AFAIK the branch predictor is transparent on Cortex-A9 and the BTB
maintenance are no-ops. You wouldn't notice any issues if you remove
them (you can check ID_MMFR1[31:28].

> 8<----------
> From: Russell King <rmk+kernel@arm.linux.org.uk>
> ARM: btc: avoid invalidating the branch target cache on kernel TLB maintanence
> 
> Kernel space needs very little in the way of BTC maintanence as most
> mappings which are created and destroyed are non-executable, and so
> could never enter the instruction stream.
> 
> The case which does warrant BTC maintanence is when a module is loaded.
> This creates a new executable mapping, but at that point the pages have
> not been initialized with code and data, so at that point they contain
> unpredictable information.  Invalidating the BTC at this stage serves
> little useful purpose.
> 
> Before we execute module code, we call flush_icache_range(), which deals
> with the BTC maintanence requirements.  This ensures that we have a BTC
> maintanence operation before we execute code via the newly created
> mapping.
> 
> Signed-off-by: Russell King <rmk+kernel@arm.linux.org.uk>

The patch looks fine (it would be good if we get some testing on an
ARM11 platform).
Russell King - ARM Linux - July 5, 2011, 9:46 a.m.

## Job A
Answer these questions from the patch thread, one per line:
(i) On which processor is the branch predictor said to be transparent?
(ii) Which function is called before module code is executed?
(iii) On which platform would the reviewer like to see testing?
## Job B
Echo the part of the patch thread that opens with the words containing "AFAIK the branch" and closes with "module is loaded.".
## Job C
List each distinct abbreviation in the patch thread that consists only of capital letters.
The lines after this point come from a separate, unrelated source.

## Data extract
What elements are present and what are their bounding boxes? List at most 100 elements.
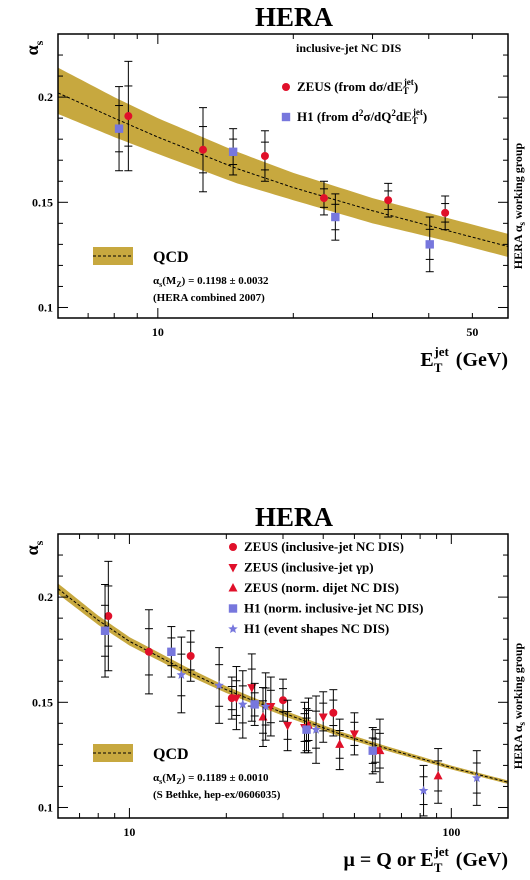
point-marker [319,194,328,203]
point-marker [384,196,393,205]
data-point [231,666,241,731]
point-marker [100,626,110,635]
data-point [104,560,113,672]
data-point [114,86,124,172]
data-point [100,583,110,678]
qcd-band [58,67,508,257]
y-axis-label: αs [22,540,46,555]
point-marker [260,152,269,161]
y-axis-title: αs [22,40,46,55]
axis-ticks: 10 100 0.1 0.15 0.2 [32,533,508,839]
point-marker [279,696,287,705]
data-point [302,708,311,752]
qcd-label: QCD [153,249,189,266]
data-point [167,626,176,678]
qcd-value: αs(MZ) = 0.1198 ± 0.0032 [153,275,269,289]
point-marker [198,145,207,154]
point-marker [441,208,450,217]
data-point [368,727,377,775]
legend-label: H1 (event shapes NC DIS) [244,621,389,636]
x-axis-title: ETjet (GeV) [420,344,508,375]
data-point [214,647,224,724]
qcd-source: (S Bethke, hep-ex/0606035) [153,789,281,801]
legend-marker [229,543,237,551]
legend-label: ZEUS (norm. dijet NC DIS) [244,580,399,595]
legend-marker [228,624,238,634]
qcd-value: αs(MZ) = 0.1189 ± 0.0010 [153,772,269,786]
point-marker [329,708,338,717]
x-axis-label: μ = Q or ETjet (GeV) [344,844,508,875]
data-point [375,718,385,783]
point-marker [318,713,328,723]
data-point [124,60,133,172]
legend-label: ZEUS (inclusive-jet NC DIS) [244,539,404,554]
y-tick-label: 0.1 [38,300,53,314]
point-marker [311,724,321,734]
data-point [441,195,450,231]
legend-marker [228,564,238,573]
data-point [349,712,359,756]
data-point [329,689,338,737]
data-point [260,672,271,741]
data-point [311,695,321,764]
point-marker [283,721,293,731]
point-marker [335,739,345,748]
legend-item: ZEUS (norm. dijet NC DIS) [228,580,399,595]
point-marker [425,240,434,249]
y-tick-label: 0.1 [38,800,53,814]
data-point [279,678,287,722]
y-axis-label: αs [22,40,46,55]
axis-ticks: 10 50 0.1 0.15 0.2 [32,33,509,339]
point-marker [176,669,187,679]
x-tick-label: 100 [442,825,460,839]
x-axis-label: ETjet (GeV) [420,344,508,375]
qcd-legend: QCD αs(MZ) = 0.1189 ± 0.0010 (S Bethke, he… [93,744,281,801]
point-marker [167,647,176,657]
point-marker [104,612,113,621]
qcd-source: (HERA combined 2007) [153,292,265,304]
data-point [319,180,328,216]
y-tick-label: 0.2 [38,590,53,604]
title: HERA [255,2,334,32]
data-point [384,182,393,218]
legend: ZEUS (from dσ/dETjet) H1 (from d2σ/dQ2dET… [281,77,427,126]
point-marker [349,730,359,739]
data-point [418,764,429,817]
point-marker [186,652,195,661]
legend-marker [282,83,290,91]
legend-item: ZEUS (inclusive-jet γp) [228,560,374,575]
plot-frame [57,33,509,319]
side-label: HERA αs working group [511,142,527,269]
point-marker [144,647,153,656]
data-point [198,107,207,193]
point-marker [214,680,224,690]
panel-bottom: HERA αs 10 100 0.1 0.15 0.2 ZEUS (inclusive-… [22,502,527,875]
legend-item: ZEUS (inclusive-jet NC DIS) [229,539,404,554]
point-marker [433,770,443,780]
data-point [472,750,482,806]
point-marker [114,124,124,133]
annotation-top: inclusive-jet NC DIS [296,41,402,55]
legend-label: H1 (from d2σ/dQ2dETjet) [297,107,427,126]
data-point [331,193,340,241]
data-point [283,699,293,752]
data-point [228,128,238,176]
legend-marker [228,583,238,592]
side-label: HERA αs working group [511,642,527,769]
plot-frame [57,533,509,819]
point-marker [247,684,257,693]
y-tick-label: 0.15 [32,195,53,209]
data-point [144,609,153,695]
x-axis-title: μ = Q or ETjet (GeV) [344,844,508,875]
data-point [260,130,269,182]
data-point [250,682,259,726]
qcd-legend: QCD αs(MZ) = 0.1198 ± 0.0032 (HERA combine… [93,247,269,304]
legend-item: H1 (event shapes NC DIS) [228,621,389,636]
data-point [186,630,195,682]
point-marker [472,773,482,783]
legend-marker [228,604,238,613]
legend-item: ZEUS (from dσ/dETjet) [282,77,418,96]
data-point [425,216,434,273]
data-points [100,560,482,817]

## Reply A
(i) Cortex-A9
(ii) flush_icache_range()
(iii) An ARM11 platform

## Reply B
AFAIK the branch predictor is transparent on Cortex-A9 and the BTB
maintenance are no-ops. You wouldn't notice any issues if you remove
them (you can check ID_MMFR1[31:28].

> 8<----------
> From: Russell King <rmk+kernel@arm.linux.org.uk>
> ARM: btc: avoid invalidating the branch target cache on kernel TLB maintanence
> 
> Kernel space needs very little in the way of BTC maintanence as most
> mappings which are created and destroyed are non-executable, and so
> could never enter the instruction stream.
> 
> The case which does warrant BTC maintanence is when a module is loaded.

## Reply C
AFAIK
BTB
ARM
BTC
TLB